Your instructions:
Below is a block of records: output all of them exactly and leave out the pictures.

Data for the task:
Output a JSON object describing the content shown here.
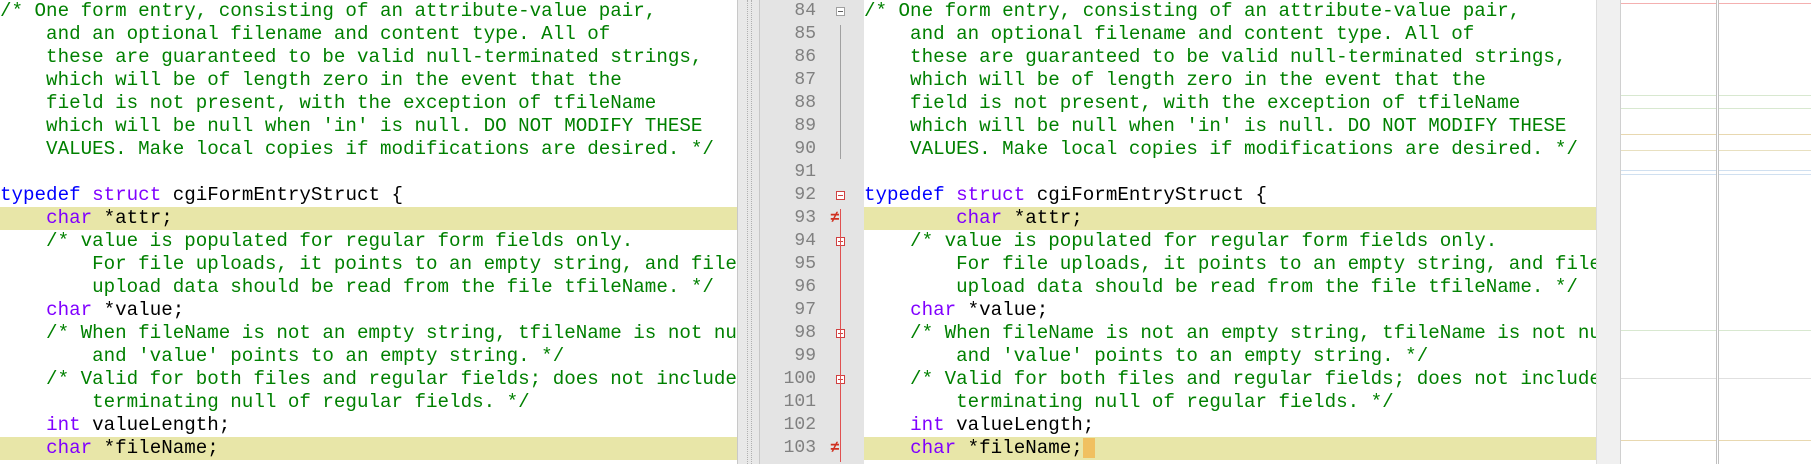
{
  "left": {
    "lines": [
      [
        {
          "t": "/* One form entry, consisting of an attribute-value pair,",
          "c": "cm"
        }
      ],
      [
        {
          "t": "    and an optional filename and content type. All of",
          "c": "cm"
        }
      ],
      [
        {
          "t": "    these are guaranteed to be valid null-terminated strings,",
          "c": "cm"
        }
      ],
      [
        {
          "t": "    which will be of length zero in the event that the",
          "c": "cm"
        }
      ],
      [
        {
          "t": "    field is not present, with the exception of tfileName",
          "c": "cm"
        }
      ],
      [
        {
          "t": "    which will be null when 'in' is null. DO NOT MODIFY THESE",
          "c": "cm"
        }
      ],
      [
        {
          "t": "    VALUES. Make local copies if modifications are desired. */",
          "c": "cm"
        }
      ],
      [],
      [
        {
          "t": "typedef",
          "c": "kw"
        },
        {
          "t": " ",
          "c": "plain"
        },
        {
          "t": "struct",
          "c": "type"
        },
        {
          "t": " cgiFormEntryStruct {",
          "c": "plain"
        }
      ],
      [
        {
          "t": "    ",
          "c": "plain"
        },
        {
          "t": "char",
          "c": "type"
        },
        {
          "t": " *attr;",
          "c": "plain"
        }
      ],
      [
        {
          "t": "    /* value is populated for regular form fields only.",
          "c": "cm"
        }
      ],
      [
        {
          "t": "        For file uploads, it points to an empty string, and file",
          "c": "cm"
        }
      ],
      [
        {
          "t": "        upload data should be read from the file tfileName. */",
          "c": "cm"
        }
      ],
      [
        {
          "t": "    ",
          "c": "plain"
        },
        {
          "t": "char",
          "c": "type"
        },
        {
          "t": " *value;",
          "c": "plain"
        }
      ],
      [
        {
          "t": "    /* When fileName is not an empty string, tfileName is not null,",
          "c": "cm"
        }
      ],
      [
        {
          "t": "        and 'value' points to an empty string. */",
          "c": "cm"
        }
      ],
      [
        {
          "t": "    /* Valid for both files and regular fields; does not include",
          "c": "cm"
        }
      ],
      [
        {
          "t": "        terminating null of regular fields. */",
          "c": "cm"
        }
      ],
      [
        {
          "t": "    ",
          "c": "plain"
        },
        {
          "t": "int",
          "c": "type"
        },
        {
          "t": " valueLength;",
          "c": "plain"
        }
      ],
      [
        {
          "t": "    ",
          "c": "plain"
        },
        {
          "t": "char",
          "c": "type"
        },
        {
          "t": " *fileName;",
          "c": "plain"
        }
      ]
    ],
    "highlight": [
      9,
      19
    ]
  },
  "right": {
    "line_numbers": [
      "84",
      "85",
      "86",
      "87",
      "88",
      "89",
      "90",
      "91",
      "92",
      "93",
      "94",
      "95",
      "96",
      "97",
      "98",
      "99",
      "100",
      "101",
      "102",
      "103"
    ],
    "lines": [
      [
        {
          "t": "/* One form entry, consisting of an attribute-value pair,",
          "c": "cm"
        }
      ],
      [
        {
          "t": "    and an optional filename and content type. All of",
          "c": "cm"
        }
      ],
      [
        {
          "t": "    these are guaranteed to be valid null-terminated strings,",
          "c": "cm"
        }
      ],
      [
        {
          "t": "    which will be of length zero in the event that the",
          "c": "cm"
        }
      ],
      [
        {
          "t": "    field is not present, with the exception of tfileName",
          "c": "cm"
        }
      ],
      [
        {
          "t": "    which will be null when 'in' is null. DO NOT MODIFY THESE",
          "c": "cm"
        }
      ],
      [
        {
          "t": "    VALUES. Make local copies if modifications are desired. */",
          "c": "cm"
        }
      ],
      [],
      [
        {
          "t": "typedef",
          "c": "kw"
        },
        {
          "t": " ",
          "c": "plain"
        },
        {
          "t": "struct",
          "c": "type"
        },
        {
          "t": " cgiFormEntryStruct {",
          "c": "plain"
        }
      ],
      [
        {
          "t": "        ",
          "c": "plain"
        },
        {
          "t": "char",
          "c": "type"
        },
        {
          "t": " *attr;",
          "c": "plain"
        }
      ],
      [
        {
          "t": "    /* value is populated for regular form fields only.",
          "c": "cm"
        }
      ],
      [
        {
          "t": "        For file uploads, it points to an empty string, and file",
          "c": "cm"
        }
      ],
      [
        {
          "t": "        upload data should be read from the file tfileName. */",
          "c": "cm"
        }
      ],
      [
        {
          "t": "    ",
          "c": "plain"
        },
        {
          "t": "char",
          "c": "type"
        },
        {
          "t": " *value;",
          "c": "plain"
        }
      ],
      [
        {
          "t": "    /* When fileName is not an empty string, tfileName is not null,",
          "c": "cm"
        }
      ],
      [
        {
          "t": "        and 'value' points to an empty string. */",
          "c": "cm"
        }
      ],
      [
        {
          "t": "    /* Valid for both files and regular fields; does not include",
          "c": "cm"
        }
      ],
      [
        {
          "t": "        terminating null of regular fields. */",
          "c": "cm"
        }
      ],
      [
        {
          "t": "    ",
          "c": "plain"
        },
        {
          "t": "int",
          "c": "type"
        },
        {
          "t": " valueLength;",
          "c": "plain"
        }
      ],
      [
        {
          "t": "    ",
          "c": "plain"
        },
        {
          "t": "char",
          "c": "type"
        },
        {
          "t": " *fileName;",
          "c": "plain"
        }
      ]
    ],
    "highlight": [
      9,
      19
    ],
    "fold_markers": [
      0,
      8,
      10,
      14,
      16
    ],
    "diff_markers": [
      9,
      19
    ]
  },
  "colors": {
    "comment": "#008000",
    "keyword": "#0000ff",
    "type": "#8000ff",
    "highlight": "#e8e6a8",
    "diff_mark": "#d03020"
  }
}
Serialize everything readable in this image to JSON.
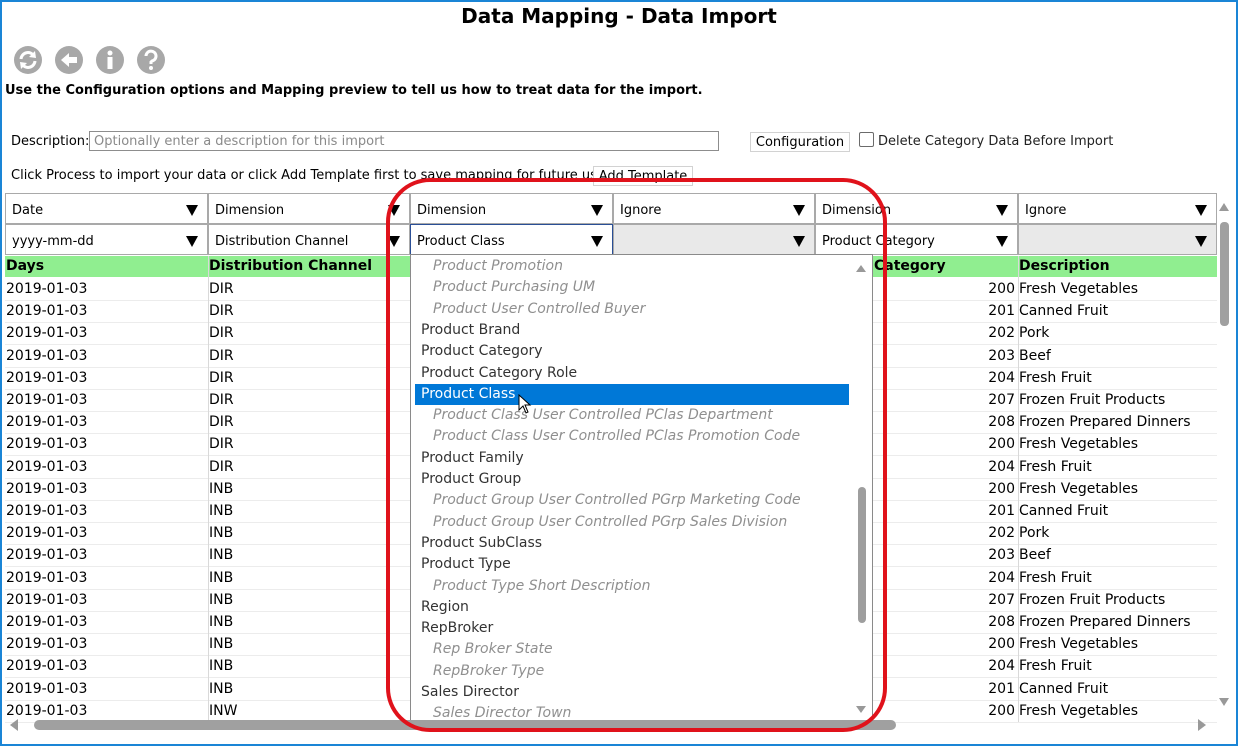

Complete answer:
Output a JSON object describing the content shown here.
{
  "left": {
    "lines": [
      [
        {
          "t": "/* One form entry, consisting of an attribute-value pair,",
          "c": "cm"
        }
      ],
      [
        {
          "t": "    and an optional filename and content type. All of",
          "c": "cm"
        }
      ],
      [
        {
          "t": "    these are guaranteed to be valid null-terminated strings,",
          "c": "cm"
        }
      ],
      [
        {
          "t": "    which will be of length zero in the event that the",
          "c": "cm"
        }
      ],
      [
        {
          "t": "    field is not present, with the exception of tfileName",
          "c": "cm"
        }
      ],
      [
        {
          "t": "    which will be null when 'in' is null. DO NOT MODIFY THESE",
          "c": "cm"
        }
      ],
      [
        {
          "t": "    VALUES. Make local copies if modifications are desired. */",
          "c": "cm"
        }
      ],
      [],
      [
        {
          "t": "typedef",
          "c": "kw"
        },
        {
          "t": " ",
          "c": "plain"
        },
        {
          "t": "struct",
          "c": "type"
        },
        {
          "t": " cgiFormEntryStruct {",
          "c": "plain"
        }
      ],
      [
        {
          "t": "    ",
          "c": "plain"
        },
        {
          "t": "char",
          "c": "type"
        },
        {
          "t": " *attr;",
          "c": "plain"
        }
      ],
      [
        {
          "t": "    /* value is populated for regular form fields only.",
          "c": "cm"
        }
      ],
      [
        {
          "t": "        For file uploads, it points to an empty string, and file",
          "c": "cm"
        }
      ],
      [
        {
          "t": "        upload data should be read from the file tfileName. */",
          "c": "cm"
        }
      ],
      [
        {
          "t": "    ",
          "c": "plain"
        },
        {
          "t": "char",
          "c": "type"
        },
        {
          "t": " *value;",
          "c": "plain"
        }
      ],
      [
        {
          "t": "    /* When fileName is not an empty string, tfileName is not null,",
          "c": "cm"
        }
      ],
      [
        {
          "t": "        and 'value' points to an empty string. */",
          "c": "cm"
        }
      ],
      [
        {
          "t": "    /* Valid for both files and regular fields; does not include",
          "c": "cm"
        }
      ],
      [
        {
          "t": "        terminating null of regular fields. */",
          "c": "cm"
        }
      ],
      [
        {
          "t": "    ",
          "c": "plain"
        },
        {
          "t": "int",
          "c": "type"
        },
        {
          "t": " valueLength;",
          "c": "plain"
        }
      ],
      [
        {
          "t": "    ",
          "c": "plain"
        },
        {
          "t": "char",
          "c": "type"
        },
        {
          "t": " *fileName;",
          "c": "plain"
        }
      ]
    ],
    "highlight": [
      9,
      19
    ]
  },
  "right": {
    "line_numbers": [
      "84",
      "85",
      "86",
      "87",
      "88",
      "89",
      "90",
      "91",
      "92",
      "93",
      "94",
      "95",
      "96",
      "97",
      "98",
      "99",
      "100",
      "101",
      "102",
      "103"
    ],
    "lines": [
      [
        {
          "t": "/* One form entry, consisting of an attribute-value pair,",
          "c": "cm"
        }
      ],
      [
        {
          "t": "    and an optional filename and content type. All of",
          "c": "cm"
        }
      ],
      [
        {
          "t": "    these are guaranteed to be valid null-terminated strings,",
          "c": "cm"
        }
      ],
      [
        {
          "t": "    which will be of length zero in the event that the",
          "c": "cm"
        }
      ],
      [
        {
          "t": "    field is not present, with the exception of tfileName",
          "c": "cm"
        }
      ],
      [
        {
          "t": "    which will be null when 'in' is null. DO NOT MODIFY THESE",
          "c": "cm"
        }
      ],
      [
        {
          "t": "    VALUES. Make local copies if modifications are desired. */",
          "c": "cm"
        }
      ],
      [],
      [
        {
          "t": "typedef",
          "c": "kw"
        },
        {
          "t": " ",
          "c": "plain"
        },
        {
          "t": "struct",
          "c": "type"
        },
        {
          "t": " cgiFormEntryStruct {",
          "c": "plain"
        }
      ],
      [
        {
          "t": "        ",
          "c": "plain"
        },
        {
          "t": "char",
          "c": "type"
        },
        {
          "t": " *attr;",
          "c": "plain"
        }
      ],
      [
        {
          "t": "    /* value is populated for regular form fields only.",
          "c": "cm"
        }
      ],
      [
        {
          "t": "        For file uploads, it points to an empty string, and file",
          "c": "cm"
        }
      ],
      [
        {
          "t": "        upload data should be read from the file tfileName. */",
          "c": "cm"
        }
      ],
      [
        {
          "t": "    ",
          "c": "plain"
        },
        {
          "t": "char",
          "c": "type"
        },
        {
          "t": " *value;",
          "c": "plain"
        }
      ],
      [
        {
          "t": "    /* When fileName is not an empty string, tfileName is not null,",
          "c": "cm"
        }
      ],
      [
        {
          "t": "        and 'value' points to an empty string. */",
          "c": "cm"
        }
      ],
      [
        {
          "t": "    /* Valid for both files and regular fields; does not include",
          "c": "cm"
        }
      ],
      [
        {
          "t": "        terminating null of regular fields. */",
          "c": "cm"
        }
      ],
      [
        {
          "t": "    ",
          "c": "plain"
        },
        {
          "t": "int",
          "c": "type"
        },
        {
          "t": " valueLength;",
          "c": "plain"
        }
      ],
      [
        {
          "t": "    ",
          "c": "plain"
        },
        {
          "t": "char",
          "c": "type"
        },
        {
          "t": " *fileName;",
          "c": "plain"
        }
      ]
    ],
    "highlight": [
      9,
      19
    ],
    "fold_markers": [
      0,
      8,
      10,
      14,
      16
    ],
    "diff_markers": [
      9,
      19
    ]
  },
  "colors": {
    "comment": "#008000",
    "keyword": "#0000ff",
    "type": "#8000ff",
    "highlight": "#e8e6a8",
    "diff_mark": "#d03020"
  }
}
Serialize everything readable in this image to JSON.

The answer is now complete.